Entries from a visual dataset

** begin **

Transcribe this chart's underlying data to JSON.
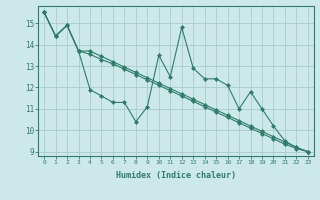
{
  "xlabel": "Humidex (Indice chaleur)",
  "background_color": "#cce8e8",
  "grid_color": "#aacccc",
  "line_color": "#2d7d6b",
  "x": [
    0,
    1,
    2,
    3,
    4,
    5,
    6,
    7,
    8,
    9,
    10,
    11,
    12,
    13,
    14,
    15,
    16,
    17,
    18,
    19,
    20,
    21,
    22,
    23
  ],
  "line1": [
    15.5,
    14.4,
    14.9,
    13.7,
    11.9,
    11.6,
    11.3,
    11.3,
    10.4,
    11.1,
    13.5,
    12.5,
    14.8,
    12.9,
    12.4,
    12.4,
    12.1,
    11.0,
    11.8,
    11.0,
    10.2,
    9.5,
    9.2,
    9.0
  ],
  "line2": [
    15.5,
    14.4,
    14.9,
    13.7,
    13.55,
    13.3,
    13.1,
    12.85,
    12.6,
    12.35,
    12.1,
    11.85,
    11.6,
    11.35,
    11.1,
    10.85,
    10.6,
    10.35,
    10.1,
    9.85,
    9.6,
    9.35,
    9.15,
    9.0
  ],
  "line3": [
    15.5,
    14.4,
    14.9,
    13.7,
    13.7,
    13.45,
    13.2,
    12.95,
    12.7,
    12.45,
    12.2,
    11.95,
    11.7,
    11.45,
    11.2,
    10.95,
    10.7,
    10.45,
    10.2,
    9.95,
    9.7,
    9.45,
    9.2,
    9.0
  ],
  "ylim": [
    8.8,
    15.8
  ],
  "xlim": [
    -0.5,
    23.5
  ],
  "yticks": [
    9,
    10,
    11,
    12,
    13,
    14,
    15
  ],
  "xticks": [
    0,
    1,
    2,
    3,
    4,
    5,
    6,
    7,
    8,
    9,
    10,
    11,
    12,
    13,
    14,
    15,
    16,
    17,
    18,
    19,
    20,
    21,
    22,
    23
  ]
}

** end **

▸ **Your task**:
All of the material above should be reproduced exactly, except the pictures.

▸ **Reply**:
Transcribe this chart's underlying data to JSON.
{
  "xlabel": "Humidex (Indice chaleur)",
  "background_color": "#cce8e8",
  "grid_color": "#aacccc",
  "line_color": "#2d7d6b",
  "x": [
    0,
    1,
    2,
    3,
    4,
    5,
    6,
    7,
    8,
    9,
    10,
    11,
    12,
    13,
    14,
    15,
    16,
    17,
    18,
    19,
    20,
    21,
    22,
    23
  ],
  "line1": [
    15.5,
    14.4,
    14.9,
    13.7,
    11.9,
    11.6,
    11.3,
    11.3,
    10.4,
    11.1,
    13.5,
    12.5,
    14.8,
    12.9,
    12.4,
    12.4,
    12.1,
    11.0,
    11.8,
    11.0,
    10.2,
    9.5,
    9.2,
    9.0
  ],
  "line2": [
    15.5,
    14.4,
    14.9,
    13.7,
    13.55,
    13.3,
    13.1,
    12.85,
    12.6,
    12.35,
    12.1,
    11.85,
    11.6,
    11.35,
    11.1,
    10.85,
    10.6,
    10.35,
    10.1,
    9.85,
    9.6,
    9.35,
    9.15,
    9.0
  ],
  "line3": [
    15.5,
    14.4,
    14.9,
    13.7,
    13.7,
    13.45,
    13.2,
    12.95,
    12.7,
    12.45,
    12.2,
    11.95,
    11.7,
    11.45,
    11.2,
    10.95,
    10.7,
    10.45,
    10.2,
    9.95,
    9.7,
    9.45,
    9.2,
    9.0
  ],
  "ylim": [
    8.8,
    15.8
  ],
  "xlim": [
    -0.5,
    23.5
  ],
  "yticks": [
    9,
    10,
    11,
    12,
    13,
    14,
    15
  ],
  "xticks": [
    0,
    1,
    2,
    3,
    4,
    5,
    6,
    7,
    8,
    9,
    10,
    11,
    12,
    13,
    14,
    15,
    16,
    17,
    18,
    19,
    20,
    21,
    22,
    23
  ]
}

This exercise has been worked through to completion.